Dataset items
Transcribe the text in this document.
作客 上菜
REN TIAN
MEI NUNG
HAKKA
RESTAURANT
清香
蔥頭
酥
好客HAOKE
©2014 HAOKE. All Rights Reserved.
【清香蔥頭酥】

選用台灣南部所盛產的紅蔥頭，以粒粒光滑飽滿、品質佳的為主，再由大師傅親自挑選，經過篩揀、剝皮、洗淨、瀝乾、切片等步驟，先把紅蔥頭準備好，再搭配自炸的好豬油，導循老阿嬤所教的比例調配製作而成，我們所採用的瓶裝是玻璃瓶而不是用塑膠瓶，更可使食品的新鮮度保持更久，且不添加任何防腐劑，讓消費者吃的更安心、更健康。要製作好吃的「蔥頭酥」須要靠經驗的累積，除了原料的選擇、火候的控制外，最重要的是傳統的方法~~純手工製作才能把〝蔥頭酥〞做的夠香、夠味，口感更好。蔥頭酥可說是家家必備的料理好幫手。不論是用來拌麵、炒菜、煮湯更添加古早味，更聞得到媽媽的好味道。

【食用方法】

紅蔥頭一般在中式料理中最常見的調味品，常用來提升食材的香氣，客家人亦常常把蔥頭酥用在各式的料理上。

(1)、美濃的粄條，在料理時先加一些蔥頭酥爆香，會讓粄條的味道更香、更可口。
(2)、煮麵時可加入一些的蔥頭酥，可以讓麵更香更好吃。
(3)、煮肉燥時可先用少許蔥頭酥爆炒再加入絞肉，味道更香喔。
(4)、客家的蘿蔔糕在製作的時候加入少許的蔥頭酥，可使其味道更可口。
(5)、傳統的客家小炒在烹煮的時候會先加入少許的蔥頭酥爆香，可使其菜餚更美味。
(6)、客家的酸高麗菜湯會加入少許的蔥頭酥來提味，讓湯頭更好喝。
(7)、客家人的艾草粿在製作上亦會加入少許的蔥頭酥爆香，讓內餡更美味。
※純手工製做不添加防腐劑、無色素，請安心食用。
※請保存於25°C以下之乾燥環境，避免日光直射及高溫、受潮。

◆ THE REQUEST
In full and verbatim, repeat the records given above.

◆ THE COMPLETED TASK
Transcribe the text in this document.
作客 上菜
REN TIAN
MEI NUNG
HAKKA
RESTAURANT
清香
蔥頭
酥
好客HAOKE
©2014 HAOKE. All Rights Reserved.
【清香蔥頭酥】

選用台灣南部所盛產的紅蔥頭，以粒粒光滑飽滿、品質佳的為主，再由大師傅親自挑選，經過篩揀、剝皮、洗淨、瀝乾、切片等步驟，先把紅蔥頭準備好，再搭配自炸的好豬油，導循老阿嬤所教的比例調配製作而成，我們所採用的瓶裝是玻璃瓶而不是用塑膠瓶，更可使食品的新鮮度保持更久，且不添加任何防腐劑，讓消費者吃的更安心、更健康。要製作好吃的「蔥頭酥」須要靠經驗的累積，除了原料的選擇、火候的控制外，最重要的是傳統的方法~~純手工製作才能把〝蔥頭酥〞做的夠香、夠味，口感更好。蔥頭酥可說是家家必備的料理好幫手。不論是用來拌麵、炒菜、煮湯更添加古早味，更聞得到媽媽的好味道。

【食用方法】

紅蔥頭一般在中式料理中最常見的調味品，常用來提升食材的香氣，客家人亦常常把蔥頭酥用在各式的料理上。

(1)、美濃的粄條，在料理時先加一些蔥頭酥爆香，會讓粄條的味道更香、更可口。
(2)、煮麵時可加入一些的蔥頭酥，可以讓麵更香更好吃。
(3)、煮肉燥時可先用少許蔥頭酥爆炒再加入絞肉，味道更香喔。
(4)、客家的蘿蔔糕在製作的時候加入少許的蔥頭酥，可使其味道更可口。
(5)、傳統的客家小炒在烹煮的時候會先加入少許的蔥頭酥爆香，可使其菜餚更美味。
(6)、客家的酸高麗菜湯會加入少許的蔥頭酥來提味，讓湯頭更好喝。
(7)、客家人的艾草粿在製作上亦會加入少許的蔥頭酥爆香，讓內餡更美味。
※純手工製做不添加防腐劑、無色素，請安心食用。
※請保存於25°C以下之乾燥環境，避免日光直射及高溫、受潮。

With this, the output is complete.